** Start of DATASET CONTENT **

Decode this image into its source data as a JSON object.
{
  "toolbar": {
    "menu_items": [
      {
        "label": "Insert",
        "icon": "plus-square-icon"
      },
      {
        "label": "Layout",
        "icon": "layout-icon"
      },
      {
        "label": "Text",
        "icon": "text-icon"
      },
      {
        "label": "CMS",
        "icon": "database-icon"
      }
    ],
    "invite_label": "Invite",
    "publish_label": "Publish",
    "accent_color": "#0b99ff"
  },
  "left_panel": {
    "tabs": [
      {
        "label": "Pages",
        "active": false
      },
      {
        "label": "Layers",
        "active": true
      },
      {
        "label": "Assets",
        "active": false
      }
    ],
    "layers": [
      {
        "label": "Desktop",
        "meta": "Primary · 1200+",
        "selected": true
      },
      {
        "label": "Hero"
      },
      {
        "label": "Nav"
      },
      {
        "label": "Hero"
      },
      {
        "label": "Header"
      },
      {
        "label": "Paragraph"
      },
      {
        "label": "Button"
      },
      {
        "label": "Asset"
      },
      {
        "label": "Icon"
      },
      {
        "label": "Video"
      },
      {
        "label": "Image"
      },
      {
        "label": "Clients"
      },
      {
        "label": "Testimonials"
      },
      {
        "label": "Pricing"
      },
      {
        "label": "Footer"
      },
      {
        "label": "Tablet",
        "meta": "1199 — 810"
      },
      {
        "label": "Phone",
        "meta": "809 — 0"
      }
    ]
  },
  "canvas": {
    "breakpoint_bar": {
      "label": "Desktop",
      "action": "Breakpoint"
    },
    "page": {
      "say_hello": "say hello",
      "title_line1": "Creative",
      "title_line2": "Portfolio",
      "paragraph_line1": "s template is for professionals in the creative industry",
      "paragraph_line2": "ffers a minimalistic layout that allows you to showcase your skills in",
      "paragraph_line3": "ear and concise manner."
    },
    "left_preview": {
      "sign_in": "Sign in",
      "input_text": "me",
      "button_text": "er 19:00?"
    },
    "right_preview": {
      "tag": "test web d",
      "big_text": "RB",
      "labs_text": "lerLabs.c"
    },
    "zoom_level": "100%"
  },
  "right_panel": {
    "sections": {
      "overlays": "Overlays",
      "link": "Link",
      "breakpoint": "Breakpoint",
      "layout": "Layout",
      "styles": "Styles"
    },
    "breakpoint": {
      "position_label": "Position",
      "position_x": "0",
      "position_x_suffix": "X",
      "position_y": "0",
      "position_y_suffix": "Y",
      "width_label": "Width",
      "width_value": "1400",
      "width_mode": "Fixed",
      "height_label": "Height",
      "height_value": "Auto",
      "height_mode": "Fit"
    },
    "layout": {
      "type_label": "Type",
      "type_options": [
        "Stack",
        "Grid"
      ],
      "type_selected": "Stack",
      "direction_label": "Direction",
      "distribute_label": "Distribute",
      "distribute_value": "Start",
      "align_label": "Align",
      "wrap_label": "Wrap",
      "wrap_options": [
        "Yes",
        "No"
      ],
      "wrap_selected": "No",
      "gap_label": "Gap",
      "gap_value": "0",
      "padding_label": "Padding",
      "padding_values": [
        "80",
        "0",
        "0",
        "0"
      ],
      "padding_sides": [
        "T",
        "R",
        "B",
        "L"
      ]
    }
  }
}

** End of DATASET CONTENT **

## PROMPT
Identify and list each line with the word "meta".

## EXPECTED ANSWER
        "meta": "Primary · 1200+",
        "meta": "1199 — 810"
        "meta": "809 — 0"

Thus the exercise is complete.